**Aim of the task**
Filter the lines below, copying only those with the string "title".

**Exercise data**

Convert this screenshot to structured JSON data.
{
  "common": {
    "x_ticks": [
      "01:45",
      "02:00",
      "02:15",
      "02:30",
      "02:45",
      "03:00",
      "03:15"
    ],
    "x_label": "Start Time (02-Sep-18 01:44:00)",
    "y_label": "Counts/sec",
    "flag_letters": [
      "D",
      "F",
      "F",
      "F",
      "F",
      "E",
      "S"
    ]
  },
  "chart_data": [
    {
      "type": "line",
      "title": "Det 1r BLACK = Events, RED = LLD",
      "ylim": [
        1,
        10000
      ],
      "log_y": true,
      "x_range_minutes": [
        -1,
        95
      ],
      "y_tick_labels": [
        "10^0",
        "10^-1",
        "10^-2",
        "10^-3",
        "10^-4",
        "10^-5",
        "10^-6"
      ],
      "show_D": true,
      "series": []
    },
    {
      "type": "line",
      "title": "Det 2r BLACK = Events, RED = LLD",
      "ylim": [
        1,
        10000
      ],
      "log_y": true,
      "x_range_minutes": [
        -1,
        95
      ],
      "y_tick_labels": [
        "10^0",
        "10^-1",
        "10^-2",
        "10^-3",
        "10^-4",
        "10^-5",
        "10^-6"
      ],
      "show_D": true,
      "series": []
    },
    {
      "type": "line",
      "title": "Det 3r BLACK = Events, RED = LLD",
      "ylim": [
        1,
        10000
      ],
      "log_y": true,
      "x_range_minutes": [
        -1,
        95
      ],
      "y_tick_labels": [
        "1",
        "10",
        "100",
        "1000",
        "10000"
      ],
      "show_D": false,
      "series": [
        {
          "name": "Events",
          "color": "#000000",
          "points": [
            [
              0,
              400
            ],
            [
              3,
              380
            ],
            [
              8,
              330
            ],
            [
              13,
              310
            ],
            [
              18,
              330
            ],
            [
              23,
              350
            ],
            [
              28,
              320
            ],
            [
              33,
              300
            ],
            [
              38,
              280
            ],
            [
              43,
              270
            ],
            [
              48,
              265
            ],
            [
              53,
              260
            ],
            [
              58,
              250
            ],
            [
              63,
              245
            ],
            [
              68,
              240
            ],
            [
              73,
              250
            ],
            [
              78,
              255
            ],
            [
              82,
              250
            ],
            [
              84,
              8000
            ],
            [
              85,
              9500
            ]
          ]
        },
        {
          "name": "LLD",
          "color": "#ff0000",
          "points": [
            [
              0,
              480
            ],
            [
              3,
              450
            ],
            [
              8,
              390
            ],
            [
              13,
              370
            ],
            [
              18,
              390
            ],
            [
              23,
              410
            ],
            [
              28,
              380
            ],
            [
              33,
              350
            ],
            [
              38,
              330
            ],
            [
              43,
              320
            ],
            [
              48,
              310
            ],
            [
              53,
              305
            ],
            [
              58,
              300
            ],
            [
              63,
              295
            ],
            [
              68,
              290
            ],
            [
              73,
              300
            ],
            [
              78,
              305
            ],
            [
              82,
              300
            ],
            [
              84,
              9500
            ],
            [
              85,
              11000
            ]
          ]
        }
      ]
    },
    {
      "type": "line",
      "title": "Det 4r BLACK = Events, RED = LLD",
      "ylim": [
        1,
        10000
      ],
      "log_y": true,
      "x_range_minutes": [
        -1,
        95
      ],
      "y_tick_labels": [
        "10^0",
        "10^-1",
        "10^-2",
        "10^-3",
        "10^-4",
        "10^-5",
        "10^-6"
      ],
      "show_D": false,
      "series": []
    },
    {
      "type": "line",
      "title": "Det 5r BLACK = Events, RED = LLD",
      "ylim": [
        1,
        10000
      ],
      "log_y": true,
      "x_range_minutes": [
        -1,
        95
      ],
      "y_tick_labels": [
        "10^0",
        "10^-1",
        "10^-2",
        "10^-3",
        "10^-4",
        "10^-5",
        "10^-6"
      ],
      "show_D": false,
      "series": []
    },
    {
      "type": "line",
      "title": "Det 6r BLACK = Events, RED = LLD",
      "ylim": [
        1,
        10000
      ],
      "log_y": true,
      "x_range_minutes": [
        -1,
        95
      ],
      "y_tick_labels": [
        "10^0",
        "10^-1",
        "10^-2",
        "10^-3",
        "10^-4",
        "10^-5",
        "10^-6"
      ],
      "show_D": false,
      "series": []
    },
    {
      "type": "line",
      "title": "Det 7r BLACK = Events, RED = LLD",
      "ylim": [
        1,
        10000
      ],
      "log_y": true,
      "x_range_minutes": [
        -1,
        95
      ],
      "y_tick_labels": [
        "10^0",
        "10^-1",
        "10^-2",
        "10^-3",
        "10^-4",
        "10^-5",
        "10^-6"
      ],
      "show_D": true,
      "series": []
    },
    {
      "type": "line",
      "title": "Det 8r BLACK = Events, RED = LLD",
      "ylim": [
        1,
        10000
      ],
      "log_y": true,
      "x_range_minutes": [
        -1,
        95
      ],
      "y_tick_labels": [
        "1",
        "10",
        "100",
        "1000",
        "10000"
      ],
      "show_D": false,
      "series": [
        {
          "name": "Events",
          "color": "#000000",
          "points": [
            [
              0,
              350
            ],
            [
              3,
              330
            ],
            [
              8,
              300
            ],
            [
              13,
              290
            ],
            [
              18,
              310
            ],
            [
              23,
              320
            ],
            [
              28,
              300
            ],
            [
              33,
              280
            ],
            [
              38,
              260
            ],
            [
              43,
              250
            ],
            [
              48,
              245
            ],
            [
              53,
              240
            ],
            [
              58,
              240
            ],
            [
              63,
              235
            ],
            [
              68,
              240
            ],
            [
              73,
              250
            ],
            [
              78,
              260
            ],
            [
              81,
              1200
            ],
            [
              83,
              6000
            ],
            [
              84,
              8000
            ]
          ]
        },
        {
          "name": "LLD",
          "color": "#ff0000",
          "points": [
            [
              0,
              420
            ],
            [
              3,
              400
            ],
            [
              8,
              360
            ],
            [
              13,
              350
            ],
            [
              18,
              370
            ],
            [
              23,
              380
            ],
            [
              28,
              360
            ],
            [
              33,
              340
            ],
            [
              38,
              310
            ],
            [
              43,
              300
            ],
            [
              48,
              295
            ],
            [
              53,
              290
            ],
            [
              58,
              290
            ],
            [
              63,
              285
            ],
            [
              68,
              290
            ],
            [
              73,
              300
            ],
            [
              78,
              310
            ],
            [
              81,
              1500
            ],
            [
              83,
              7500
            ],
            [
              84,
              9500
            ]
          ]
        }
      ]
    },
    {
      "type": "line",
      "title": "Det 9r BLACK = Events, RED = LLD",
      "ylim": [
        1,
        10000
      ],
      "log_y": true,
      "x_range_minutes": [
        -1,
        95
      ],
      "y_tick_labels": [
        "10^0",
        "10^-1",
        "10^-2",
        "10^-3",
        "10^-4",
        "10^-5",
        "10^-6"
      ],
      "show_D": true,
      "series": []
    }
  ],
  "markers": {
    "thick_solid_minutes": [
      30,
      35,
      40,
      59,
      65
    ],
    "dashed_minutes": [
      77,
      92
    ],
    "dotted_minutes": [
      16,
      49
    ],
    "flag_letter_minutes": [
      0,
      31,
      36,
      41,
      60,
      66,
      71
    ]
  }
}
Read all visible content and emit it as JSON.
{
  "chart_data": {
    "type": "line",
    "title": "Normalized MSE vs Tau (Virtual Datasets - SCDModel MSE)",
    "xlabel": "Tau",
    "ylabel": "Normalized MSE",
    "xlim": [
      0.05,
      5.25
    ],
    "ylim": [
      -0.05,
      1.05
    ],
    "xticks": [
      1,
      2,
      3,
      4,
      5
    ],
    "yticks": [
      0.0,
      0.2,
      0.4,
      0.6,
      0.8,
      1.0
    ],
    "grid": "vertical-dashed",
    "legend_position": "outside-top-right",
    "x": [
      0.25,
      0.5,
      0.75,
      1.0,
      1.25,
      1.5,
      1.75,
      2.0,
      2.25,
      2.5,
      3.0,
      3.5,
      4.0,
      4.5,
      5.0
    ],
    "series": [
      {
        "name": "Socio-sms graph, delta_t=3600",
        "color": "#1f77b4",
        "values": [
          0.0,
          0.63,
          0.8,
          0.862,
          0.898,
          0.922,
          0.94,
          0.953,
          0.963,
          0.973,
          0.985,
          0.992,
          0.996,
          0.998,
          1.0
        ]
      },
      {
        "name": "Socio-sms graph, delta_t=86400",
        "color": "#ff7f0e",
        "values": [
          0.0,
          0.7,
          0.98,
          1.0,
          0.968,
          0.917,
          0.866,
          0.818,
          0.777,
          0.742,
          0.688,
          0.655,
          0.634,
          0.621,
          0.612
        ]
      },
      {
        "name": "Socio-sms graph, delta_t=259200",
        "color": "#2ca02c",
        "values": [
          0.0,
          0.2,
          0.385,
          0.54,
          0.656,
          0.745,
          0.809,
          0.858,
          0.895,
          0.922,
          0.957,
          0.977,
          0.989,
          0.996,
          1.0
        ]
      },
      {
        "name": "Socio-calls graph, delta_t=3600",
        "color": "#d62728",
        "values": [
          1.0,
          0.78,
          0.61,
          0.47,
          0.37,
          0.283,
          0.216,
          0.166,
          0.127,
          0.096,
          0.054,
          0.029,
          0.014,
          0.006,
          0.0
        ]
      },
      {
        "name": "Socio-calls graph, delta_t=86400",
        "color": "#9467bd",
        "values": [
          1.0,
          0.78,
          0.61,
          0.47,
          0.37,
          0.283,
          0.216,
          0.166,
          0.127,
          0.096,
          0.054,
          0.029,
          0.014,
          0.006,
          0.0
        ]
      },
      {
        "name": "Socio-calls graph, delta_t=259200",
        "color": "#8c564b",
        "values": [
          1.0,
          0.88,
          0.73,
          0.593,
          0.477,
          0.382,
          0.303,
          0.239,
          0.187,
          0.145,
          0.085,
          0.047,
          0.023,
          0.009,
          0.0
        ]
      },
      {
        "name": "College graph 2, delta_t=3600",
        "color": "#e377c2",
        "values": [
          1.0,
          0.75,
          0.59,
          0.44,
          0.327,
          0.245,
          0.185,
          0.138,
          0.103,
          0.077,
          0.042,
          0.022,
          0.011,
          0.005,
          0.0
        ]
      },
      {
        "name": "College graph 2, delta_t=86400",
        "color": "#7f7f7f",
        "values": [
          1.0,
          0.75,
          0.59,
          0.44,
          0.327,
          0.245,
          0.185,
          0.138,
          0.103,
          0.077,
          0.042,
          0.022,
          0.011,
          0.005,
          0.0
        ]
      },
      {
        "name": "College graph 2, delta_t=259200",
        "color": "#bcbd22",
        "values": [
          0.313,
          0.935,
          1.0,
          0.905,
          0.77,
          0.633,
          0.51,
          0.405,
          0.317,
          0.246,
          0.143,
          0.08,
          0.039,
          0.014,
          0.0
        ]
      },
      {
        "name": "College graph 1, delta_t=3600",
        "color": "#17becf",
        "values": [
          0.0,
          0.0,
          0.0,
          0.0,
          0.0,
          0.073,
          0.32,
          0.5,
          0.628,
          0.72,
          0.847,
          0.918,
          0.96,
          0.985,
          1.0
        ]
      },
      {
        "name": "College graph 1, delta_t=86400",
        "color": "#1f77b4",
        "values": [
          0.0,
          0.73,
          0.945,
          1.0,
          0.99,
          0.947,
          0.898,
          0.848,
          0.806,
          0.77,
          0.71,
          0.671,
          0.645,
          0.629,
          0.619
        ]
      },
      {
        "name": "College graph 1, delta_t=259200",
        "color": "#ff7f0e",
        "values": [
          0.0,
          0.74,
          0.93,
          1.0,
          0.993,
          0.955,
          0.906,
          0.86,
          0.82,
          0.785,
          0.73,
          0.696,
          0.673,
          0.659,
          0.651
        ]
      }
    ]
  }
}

**Task solution**
      "title": "Det 1r BLACK = Events, RED = LLD",
      "title": "Det 2r BLACK = Events, RED = LLD",
      "title": "Det 3r BLACK = Events, RED = LLD",
      "title": "Det 4r BLACK = Events, RED = LLD",
      "title": "Det 5r BLACK = Events, RED = LLD",
      "title": "Det 6r BLACK = Events, RED = LLD",
      "title": "Det 7r BLACK = Events, RED = LLD",
      "title": "Det 8r BLACK = Events, RED = LLD",
      "title": "Det 9r BLACK = Events, RED = LLD",
    "title": "Normalized MSE vs Tau (Virtual Datasets - SCDModel MSE)",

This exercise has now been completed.